Below is a listing. Quote from it, exactly, the lines from the one containing "Serialize everything readable" down to the one containing "Parse this screenshot: output", both ends included, and nothing else.

--- START SOURCE RECORDS ---

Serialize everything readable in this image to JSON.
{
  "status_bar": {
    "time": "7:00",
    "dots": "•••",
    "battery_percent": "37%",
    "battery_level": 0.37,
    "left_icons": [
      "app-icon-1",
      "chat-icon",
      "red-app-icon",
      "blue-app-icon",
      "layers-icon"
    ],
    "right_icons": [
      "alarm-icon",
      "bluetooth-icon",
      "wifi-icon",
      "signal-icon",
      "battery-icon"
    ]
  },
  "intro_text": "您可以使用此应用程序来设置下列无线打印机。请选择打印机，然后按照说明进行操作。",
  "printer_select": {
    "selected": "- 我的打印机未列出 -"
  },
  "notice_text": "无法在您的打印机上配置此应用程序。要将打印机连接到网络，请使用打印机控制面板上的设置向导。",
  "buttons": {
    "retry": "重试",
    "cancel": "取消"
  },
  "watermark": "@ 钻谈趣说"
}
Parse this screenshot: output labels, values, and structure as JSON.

--- END SOURCE RECORDS ---
--- START SOURCE RECORDS ---

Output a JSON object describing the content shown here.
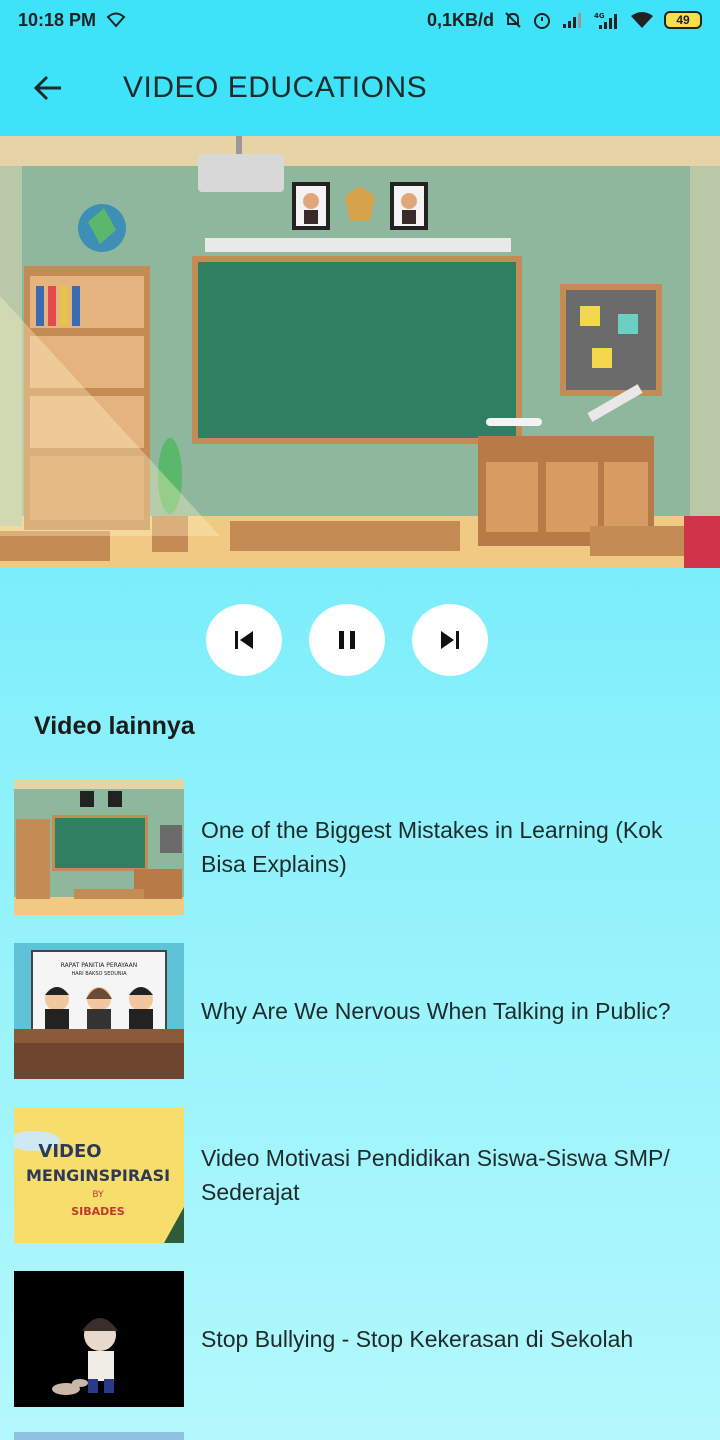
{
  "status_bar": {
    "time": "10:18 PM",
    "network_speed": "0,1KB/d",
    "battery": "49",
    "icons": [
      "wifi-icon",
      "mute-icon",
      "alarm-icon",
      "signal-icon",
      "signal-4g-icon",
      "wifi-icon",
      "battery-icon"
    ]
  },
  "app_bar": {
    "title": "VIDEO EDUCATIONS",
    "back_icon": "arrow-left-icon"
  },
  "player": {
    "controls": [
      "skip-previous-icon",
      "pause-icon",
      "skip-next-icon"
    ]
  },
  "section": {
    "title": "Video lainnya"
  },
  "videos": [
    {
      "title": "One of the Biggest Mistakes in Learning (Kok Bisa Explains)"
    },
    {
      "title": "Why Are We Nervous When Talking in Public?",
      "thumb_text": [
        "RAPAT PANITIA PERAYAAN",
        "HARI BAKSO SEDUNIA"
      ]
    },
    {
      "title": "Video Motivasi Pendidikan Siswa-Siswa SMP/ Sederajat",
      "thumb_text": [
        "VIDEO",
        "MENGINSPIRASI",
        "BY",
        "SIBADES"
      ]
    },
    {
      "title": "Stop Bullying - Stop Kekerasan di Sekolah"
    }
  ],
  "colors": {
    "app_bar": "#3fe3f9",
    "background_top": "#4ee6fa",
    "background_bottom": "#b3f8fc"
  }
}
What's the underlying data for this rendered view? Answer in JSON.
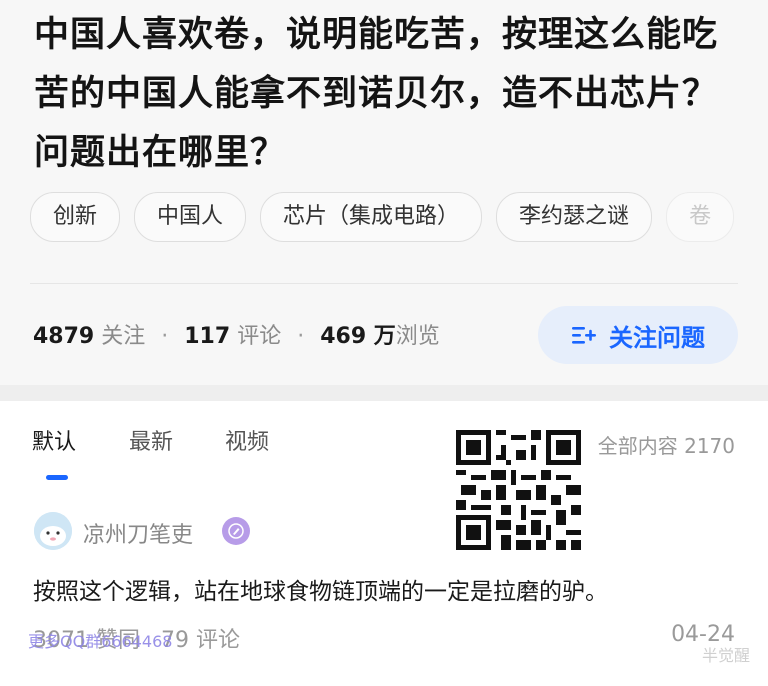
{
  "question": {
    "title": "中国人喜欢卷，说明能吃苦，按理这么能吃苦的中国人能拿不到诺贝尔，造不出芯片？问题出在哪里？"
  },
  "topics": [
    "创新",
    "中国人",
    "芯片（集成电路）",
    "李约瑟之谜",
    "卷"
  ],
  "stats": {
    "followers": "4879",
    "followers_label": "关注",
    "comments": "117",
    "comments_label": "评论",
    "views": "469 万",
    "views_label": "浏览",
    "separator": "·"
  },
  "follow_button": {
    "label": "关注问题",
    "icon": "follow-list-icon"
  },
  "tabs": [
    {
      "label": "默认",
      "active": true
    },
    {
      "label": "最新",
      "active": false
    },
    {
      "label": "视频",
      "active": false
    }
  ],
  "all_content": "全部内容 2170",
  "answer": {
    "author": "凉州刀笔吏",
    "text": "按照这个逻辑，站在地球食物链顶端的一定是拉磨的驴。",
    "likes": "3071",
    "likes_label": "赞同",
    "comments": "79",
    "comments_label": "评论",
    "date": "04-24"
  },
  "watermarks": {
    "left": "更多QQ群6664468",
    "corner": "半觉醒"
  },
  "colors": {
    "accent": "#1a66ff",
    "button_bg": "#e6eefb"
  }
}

--- END SOURCE RECORDS ---
--- START SOURCE RECORDS ---

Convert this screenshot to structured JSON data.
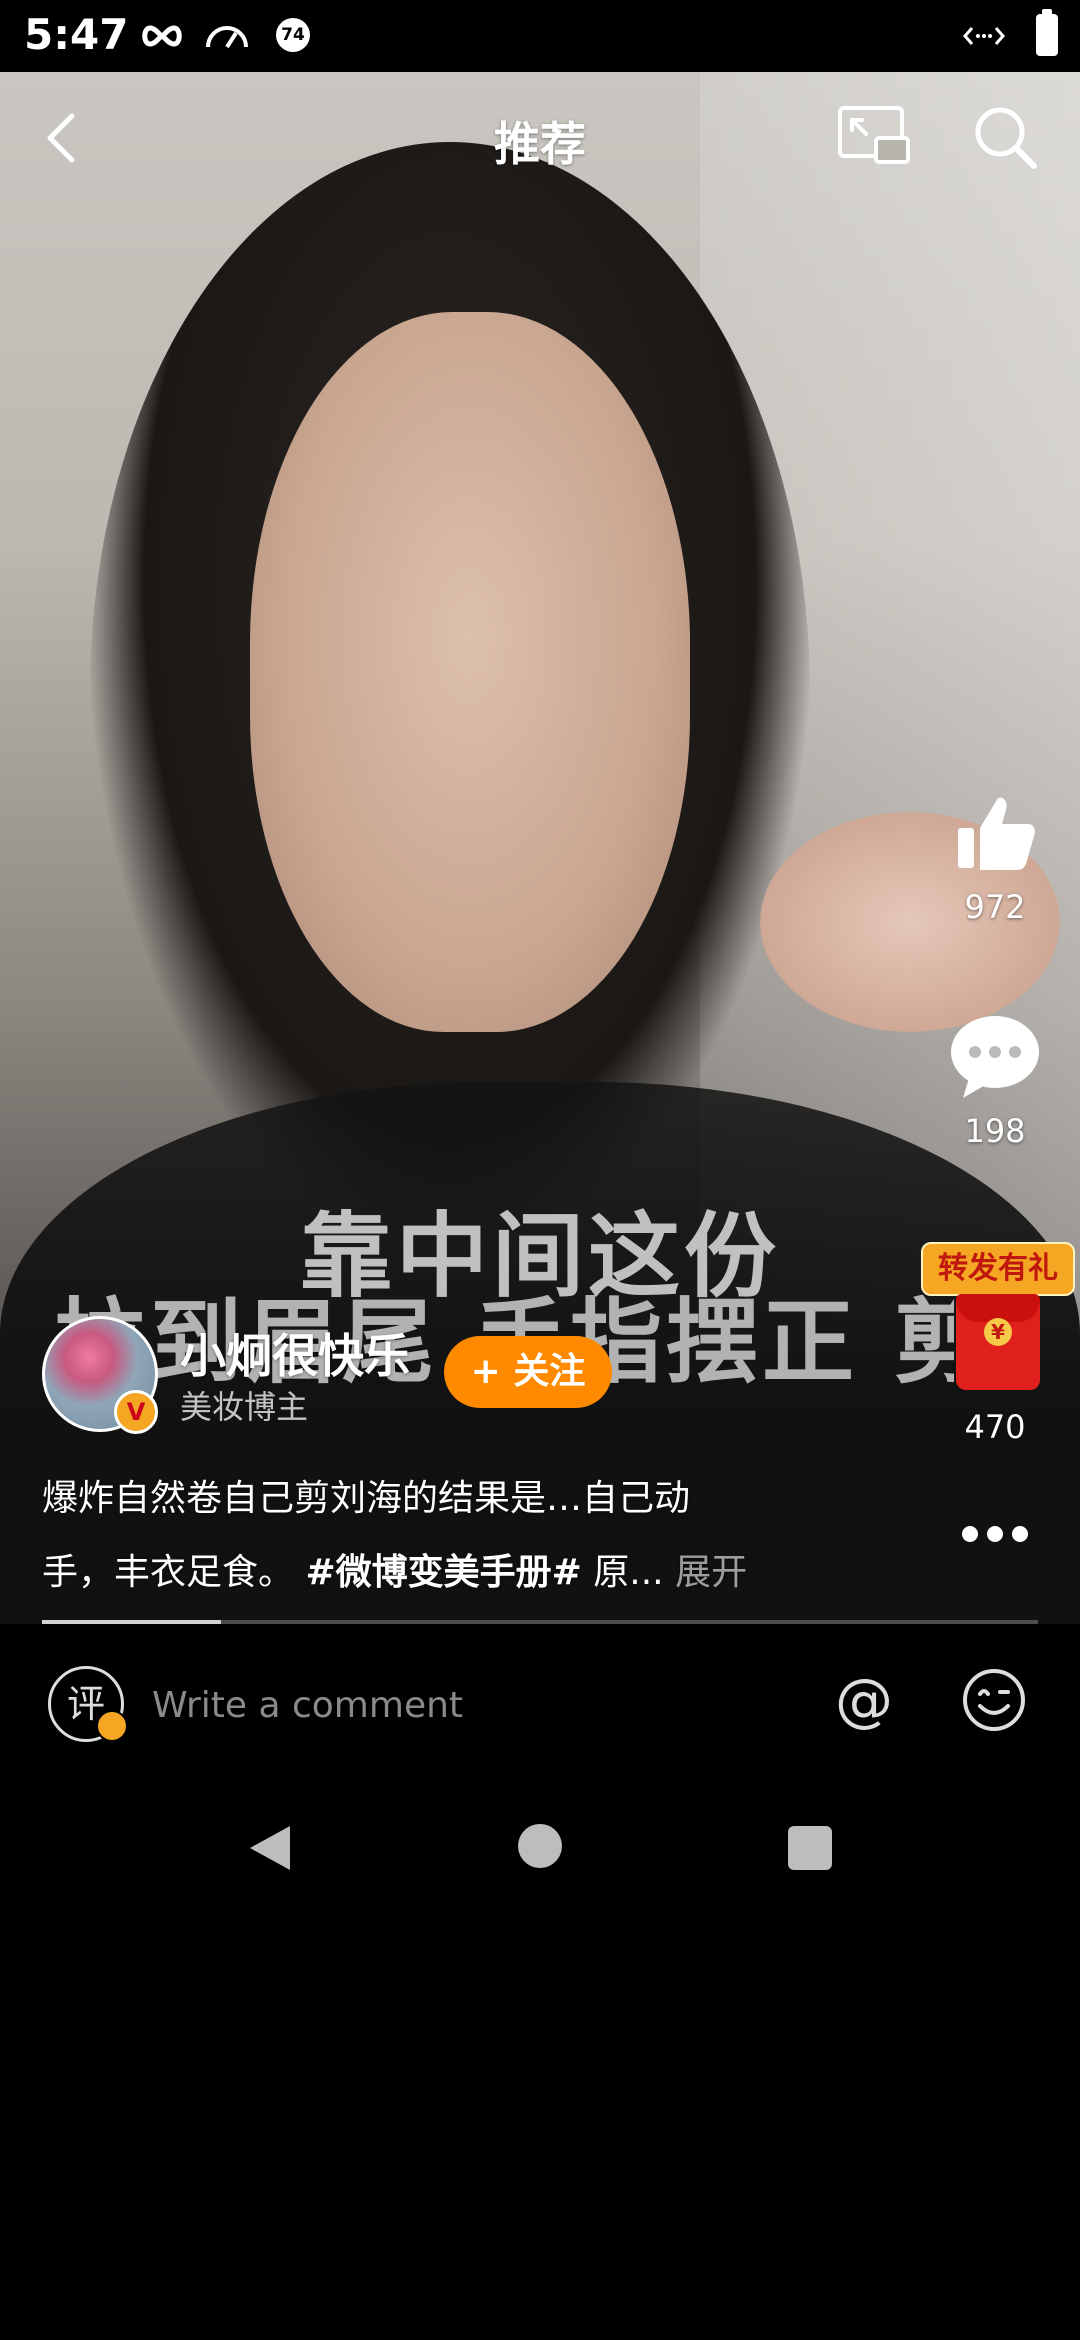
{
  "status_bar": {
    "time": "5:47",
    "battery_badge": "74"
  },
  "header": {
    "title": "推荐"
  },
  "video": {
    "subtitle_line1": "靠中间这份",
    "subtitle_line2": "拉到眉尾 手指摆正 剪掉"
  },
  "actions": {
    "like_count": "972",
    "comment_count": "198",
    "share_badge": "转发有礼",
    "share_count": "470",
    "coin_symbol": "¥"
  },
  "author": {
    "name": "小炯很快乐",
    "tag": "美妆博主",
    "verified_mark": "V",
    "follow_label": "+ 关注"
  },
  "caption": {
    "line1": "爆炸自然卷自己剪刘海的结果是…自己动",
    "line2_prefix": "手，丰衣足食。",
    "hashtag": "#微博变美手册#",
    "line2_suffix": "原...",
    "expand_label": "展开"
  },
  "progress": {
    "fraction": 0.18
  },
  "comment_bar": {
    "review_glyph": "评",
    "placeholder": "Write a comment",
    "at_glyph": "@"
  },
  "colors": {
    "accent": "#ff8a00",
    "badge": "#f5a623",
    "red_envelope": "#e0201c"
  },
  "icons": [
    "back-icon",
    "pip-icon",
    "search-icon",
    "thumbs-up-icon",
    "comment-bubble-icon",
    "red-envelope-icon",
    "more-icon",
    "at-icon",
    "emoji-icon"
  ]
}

--- END SOURCE RECORDS ---

**EXERCISE OUTPUT**
Serialize everything readable in this image to JSON.
{
  "status_bar": {
    "time": "7:00",
    "dots": "•••",
    "battery_percent": "37%",
    "battery_level": 0.37,
    "left_icons": [
      "app-icon-1",
      "chat-icon",
      "red-app-icon",
      "blue-app-icon",
      "layers-icon"
    ],
    "right_icons": [
      "alarm-icon",
      "bluetooth-icon",
      "wifi-icon",
      "signal-icon",
      "battery-icon"
    ]
  },
  "intro_text": "您可以使用此应用程序来设置下列无线打印机。请选择打印机，然后按照说明进行操作。",
  "printer_select": {
    "selected": "- 我的打印机未列出 -"
  },
  "notice_text": "无法在您的打印机上配置此应用程序。要将打印机连接到网络，请使用打印机控制面板上的设置向导。",
  "buttons": {
    "retry": "重试",
    "cancel": "取消"
  },
  "watermark": "@ 钻谈趣说"
}
Parse this screenshot: output labels, values, and structure as JSON.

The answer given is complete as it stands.